┌──

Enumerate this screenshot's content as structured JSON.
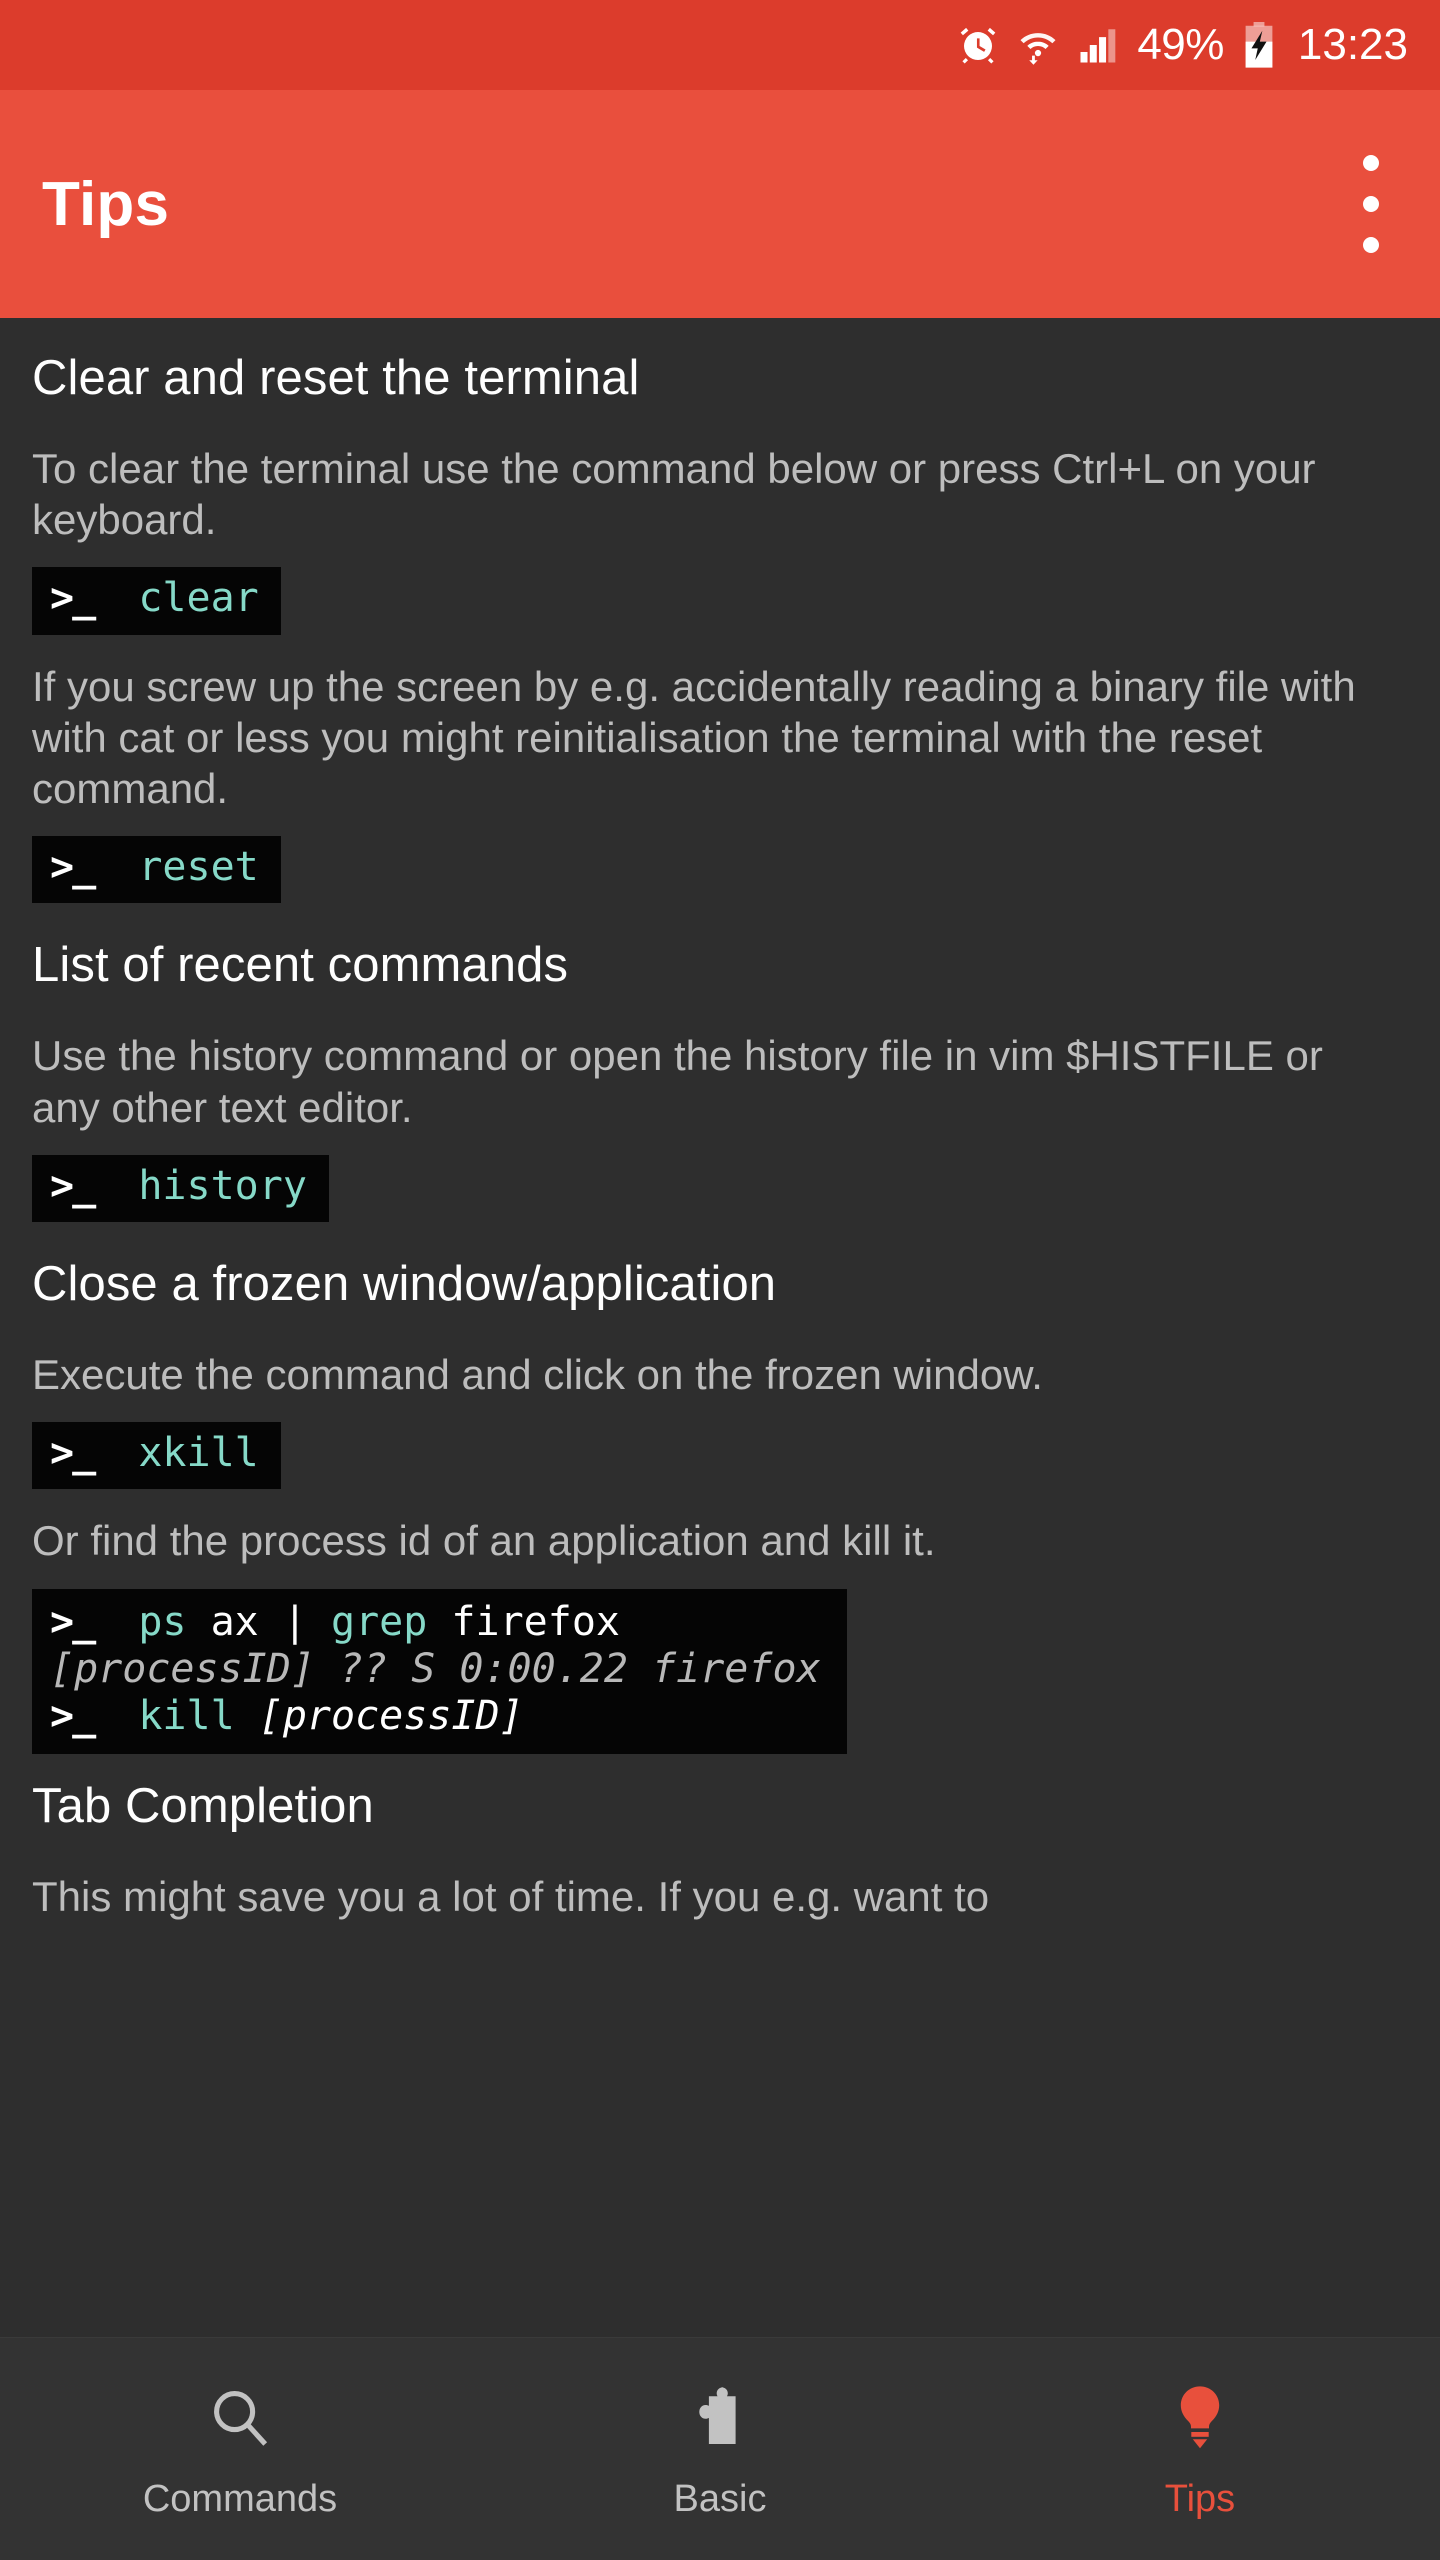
{
  "status_bar": {
    "icons": [
      "alarm-icon",
      "wifi-icon",
      "signal-icon",
      "battery-charging-icon"
    ],
    "battery_percent": "49%",
    "time": "13:23",
    "background": "#dc3c2c"
  },
  "app_bar": {
    "title": "Tips",
    "overflow_label": "More options",
    "background": "#e94f3d"
  },
  "theme": {
    "content_background": "#2e2e2e",
    "heading_color": "#fefefe",
    "body_color": "#bdbdbd",
    "code_background": "#050505",
    "code_accent": "#86d9c8",
    "accent": "#e8503c"
  },
  "sections": [
    {
      "title": "Clear and reset the terminal",
      "blocks": [
        {
          "kind": "paragraph",
          "text": "To clear the terminal use the command below or press Ctrl+L on your keyboard."
        },
        {
          "kind": "code",
          "lines": [
            {
              "prompt": ">_",
              "parts": [
                {
                  "style": "cmd",
                  "text": "clear"
                }
              ]
            }
          ]
        },
        {
          "kind": "paragraph",
          "text": "If you screw up the screen by e.g. accidentally reading a binary file with with cat or less you might reinitialisation the terminal with the reset command."
        },
        {
          "kind": "code",
          "lines": [
            {
              "prompt": ">_",
              "parts": [
                {
                  "style": "cmd",
                  "text": "reset"
                }
              ]
            }
          ]
        }
      ]
    },
    {
      "title": "List of recent commands",
      "blocks": [
        {
          "kind": "paragraph",
          "text": "Use the history command or open the history file in vim $HISTFILE or any other text editor."
        },
        {
          "kind": "code",
          "lines": [
            {
              "prompt": ">_",
              "parts": [
                {
                  "style": "cmd",
                  "text": "history"
                }
              ]
            }
          ]
        }
      ]
    },
    {
      "title": "Close a frozen window/application",
      "blocks": [
        {
          "kind": "paragraph",
          "text": "Execute the command and click on the frozen window."
        },
        {
          "kind": "code",
          "lines": [
            {
              "prompt": ">_",
              "parts": [
                {
                  "style": "cmd",
                  "text": "xkill"
                }
              ]
            }
          ]
        },
        {
          "kind": "paragraph",
          "text": "Or find the process id of an application and kill it."
        },
        {
          "kind": "code",
          "multiline": true,
          "lines": [
            {
              "prompt": ">_",
              "parts": [
                {
                  "style": "cmd",
                  "text": "ps"
                },
                {
                  "style": "plain",
                  "text": " ax | "
                },
                {
                  "style": "cmd",
                  "text": "grep"
                },
                {
                  "style": "plain",
                  "text": " firefox"
                }
              ]
            },
            {
              "prompt": "",
              "parts": [
                {
                  "style": "out",
                  "text": "[processID] ?? S 0:00.22 firefox"
                }
              ]
            },
            {
              "prompt": ">_",
              "parts": [
                {
                  "style": "cmd",
                  "text": "kill"
                },
                {
                  "style": "arg",
                  "text": " [processID]"
                }
              ]
            }
          ]
        }
      ]
    },
    {
      "title": "Tab Completion",
      "blocks": [
        {
          "kind": "paragraph",
          "text": "This might save you a lot of time. If you e.g. want to"
        }
      ]
    }
  ],
  "bottom_nav": {
    "items": [
      {
        "label": "Commands",
        "icon": "search-icon",
        "active": false
      },
      {
        "label": "Basic",
        "icon": "puzzle-piece-icon",
        "active": false
      },
      {
        "label": "Tips",
        "icon": "lightbulb-icon",
        "active": true
      }
    ]
  }
}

└──

▶ JOB:
Which lines in the records above contain the string "terminal"? Copy each one.

▶ FULL ANSWER:
      "title": "Clear and reset the terminal",
          "text": "To clear the terminal use the command below or press Ctrl+L on your keyboard."
          "text": "If you screw up the screen by e.g. accidentally reading a binary file with with cat or less you might reinitialisation the terminal with the reset command."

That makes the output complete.